TASK DIRECTIONS — Below is a block of records; repeat all of them exactly.

(Stored records)
┏━━

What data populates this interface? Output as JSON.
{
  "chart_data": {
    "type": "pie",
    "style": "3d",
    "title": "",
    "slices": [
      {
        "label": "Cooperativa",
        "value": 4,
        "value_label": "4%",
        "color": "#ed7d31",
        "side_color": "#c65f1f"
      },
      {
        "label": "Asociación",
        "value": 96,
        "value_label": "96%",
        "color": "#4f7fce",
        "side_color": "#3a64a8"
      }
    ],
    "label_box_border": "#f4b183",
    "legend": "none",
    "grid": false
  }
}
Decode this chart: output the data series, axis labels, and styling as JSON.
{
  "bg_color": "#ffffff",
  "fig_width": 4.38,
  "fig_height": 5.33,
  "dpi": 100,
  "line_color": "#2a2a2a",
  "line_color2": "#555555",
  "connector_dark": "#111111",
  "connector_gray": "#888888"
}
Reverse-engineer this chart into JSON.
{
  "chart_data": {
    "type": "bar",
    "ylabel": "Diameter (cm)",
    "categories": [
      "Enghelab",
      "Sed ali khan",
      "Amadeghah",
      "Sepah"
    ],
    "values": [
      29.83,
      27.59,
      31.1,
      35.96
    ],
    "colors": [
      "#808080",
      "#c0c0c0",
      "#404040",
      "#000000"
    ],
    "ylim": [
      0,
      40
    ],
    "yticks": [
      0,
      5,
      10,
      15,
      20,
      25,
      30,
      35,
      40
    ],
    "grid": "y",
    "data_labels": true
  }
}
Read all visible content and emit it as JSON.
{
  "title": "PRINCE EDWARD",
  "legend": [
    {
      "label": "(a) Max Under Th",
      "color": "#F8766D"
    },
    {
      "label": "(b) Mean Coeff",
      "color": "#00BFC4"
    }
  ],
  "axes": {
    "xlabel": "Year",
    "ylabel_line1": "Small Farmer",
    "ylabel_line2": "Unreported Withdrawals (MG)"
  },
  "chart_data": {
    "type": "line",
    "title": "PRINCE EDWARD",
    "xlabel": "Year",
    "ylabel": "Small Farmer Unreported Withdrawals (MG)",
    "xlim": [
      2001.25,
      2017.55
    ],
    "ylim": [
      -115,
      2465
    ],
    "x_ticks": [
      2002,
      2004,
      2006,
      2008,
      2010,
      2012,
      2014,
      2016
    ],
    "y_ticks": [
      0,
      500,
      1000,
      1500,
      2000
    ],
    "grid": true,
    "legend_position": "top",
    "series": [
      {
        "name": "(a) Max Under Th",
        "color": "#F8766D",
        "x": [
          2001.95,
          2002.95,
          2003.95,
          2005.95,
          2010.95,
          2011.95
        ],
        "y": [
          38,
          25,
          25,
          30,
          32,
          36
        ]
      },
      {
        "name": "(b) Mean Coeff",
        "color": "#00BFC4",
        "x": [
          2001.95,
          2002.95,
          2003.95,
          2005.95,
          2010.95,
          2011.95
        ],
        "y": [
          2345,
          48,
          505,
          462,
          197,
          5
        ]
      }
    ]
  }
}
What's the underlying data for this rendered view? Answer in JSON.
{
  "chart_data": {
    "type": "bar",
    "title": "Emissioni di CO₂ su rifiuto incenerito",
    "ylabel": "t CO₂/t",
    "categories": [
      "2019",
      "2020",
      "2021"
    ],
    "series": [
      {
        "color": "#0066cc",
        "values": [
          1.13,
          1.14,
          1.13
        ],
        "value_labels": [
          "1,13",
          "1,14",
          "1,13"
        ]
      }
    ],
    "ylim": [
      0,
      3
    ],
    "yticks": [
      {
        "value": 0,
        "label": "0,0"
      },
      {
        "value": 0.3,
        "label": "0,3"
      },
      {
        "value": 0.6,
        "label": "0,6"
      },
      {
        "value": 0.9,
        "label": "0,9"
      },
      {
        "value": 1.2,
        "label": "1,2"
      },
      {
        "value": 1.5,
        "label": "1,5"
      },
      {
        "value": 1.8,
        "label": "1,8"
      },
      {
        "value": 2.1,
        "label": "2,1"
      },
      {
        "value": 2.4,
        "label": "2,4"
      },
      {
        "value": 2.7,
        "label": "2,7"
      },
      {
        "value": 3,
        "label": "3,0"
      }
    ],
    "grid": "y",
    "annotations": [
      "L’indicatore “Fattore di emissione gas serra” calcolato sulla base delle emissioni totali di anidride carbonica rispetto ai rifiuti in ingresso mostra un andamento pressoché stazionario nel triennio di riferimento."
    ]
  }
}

┗━━

EXERCISE RESULT —
What data populates this interface? Output as JSON.
{
  "chart_data": {
    "type": "pie",
    "style": "3d",
    "title": "",
    "slices": [
      {
        "label": "Cooperativa",
        "value": 4,
        "value_label": "4%",
        "color": "#ed7d31",
        "side_color": "#c65f1f"
      },
      {
        "label": "Asociación",
        "value": 96,
        "value_label": "96%",
        "color": "#4f7fce",
        "side_color": "#3a64a8"
      }
    ],
    "label_box_border": "#f4b183",
    "legend": "none",
    "grid": false
  }
}
Decode this chart: output the data series, axis labels, and styling as JSON.
{
  "bg_color": "#ffffff",
  "fig_width": 4.38,
  "fig_height": 5.33,
  "dpi": 100,
  "line_color": "#2a2a2a",
  "line_color2": "#555555",
  "connector_dark": "#111111",
  "connector_gray": "#888888"
}
Reverse-engineer this chart into JSON.
{
  "chart_data": {
    "type": "bar",
    "ylabel": "Diameter (cm)",
    "categories": [
      "Enghelab",
      "Sed ali khan",
      "Amadeghah",
      "Sepah"
    ],
    "values": [
      29.83,
      27.59,
      31.1,
      35.96
    ],
    "colors": [
      "#808080",
      "#c0c0c0",
      "#404040",
      "#000000"
    ],
    "ylim": [
      0,
      40
    ],
    "yticks": [
      0,
      5,
      10,
      15,
      20,
      25,
      30,
      35,
      40
    ],
    "grid": "y",
    "data_labels": true
  }
}
Read all visible content and emit it as JSON.
{
  "title": "PRINCE EDWARD",
  "legend": [
    {
      "label": "(a) Max Under Th",
      "color": "#F8766D"
    },
    {
      "label": "(b) Mean Coeff",
      "color": "#00BFC4"
    }
  ],
  "axes": {
    "xlabel": "Year",
    "ylabel_line1": "Small Farmer",
    "ylabel_line2": "Unreported Withdrawals (MG)"
  },
  "chart_data": {
    "type": "line",
    "title": "PRINCE EDWARD",
    "xlabel": "Year",
    "ylabel": "Small Farmer Unreported Withdrawals (MG)",
    "xlim": [
      2001.25,
      2017.55
    ],
    "ylim": [
      -115,
      2465
    ],
    "x_ticks": [
      2002,
      2004,
      2006,
      2008,
      2010,
      2012,
      2014,
      2016
    ],
    "y_ticks": [
      0,
      500,
      1000,
      1500,
      2000
    ],
    "grid": true,
    "legend_position": "top",
    "series": [
      {
        "name": "(a) Max Under Th",
        "color": "#F8766D",
        "x": [
          2001.95,
          2002.95,
          2003.95,
          2005.95,
          2010.95,
          2011.95
        ],
        "y": [
          38,
          25,
          25,
          30,
          32,
          36
        ]
      },
      {
        "name": "(b) Mean Coeff",
        "color": "#00BFC4",
        "x": [
          2001.95,
          2002.95,
          2003.95,
          2005.95,
          2010.95,
          2011.95
        ],
        "y": [
          2345,
          48,
          505,
          462,
          197,
          5
        ]
      }
    ]
  }
}
What's the underlying data for this rendered view? Answer in JSON.
{
  "chart_data": {
    "type": "bar",
    "title": "Emissioni di CO₂ su rifiuto incenerito",
    "ylabel": "t CO₂/t",
    "categories": [
      "2019",
      "2020",
      "2021"
    ],
    "series": [
      {
        "color": "#0066cc",
        "values": [
          1.13,
          1.14,
          1.13
        ],
        "value_labels": [
          "1,13",
          "1,14",
          "1,13"
        ]
      }
    ],
    "ylim": [
      0,
      3
    ],
    "yticks": [
      {
        "value": 0,
        "label": "0,0"
      },
      {
        "value": 0.3,
        "label": "0,3"
      },
      {
        "value": 0.6,
        "label": "0,6"
      },
      {
        "value": 0.9,
        "label": "0,9"
      },
      {
        "value": 1.2,
        "label": "1,2"
      },
      {
        "value": 1.5,
        "label": "1,5"
      },
      {
        "value": 1.8,
        "label": "1,8"
      },
      {
        "value": 2.1,
        "label": "2,1"
      },
      {
        "value": 2.4,
        "label": "2,4"
      },
      {
        "value": 2.7,
        "label": "2,7"
      },
      {
        "value": 3,
        "label": "3,0"
      }
    ],
    "grid": "y",
    "annotations": [
      "L’indicatore “Fattore di emissione gas serra” calcolato sulla base delle emissioni totali di anidride carbonica rispetto ai rifiuti in ingresso mostra un andamento pressoché stazionario nel triennio di riferimento."
    ]
  }
}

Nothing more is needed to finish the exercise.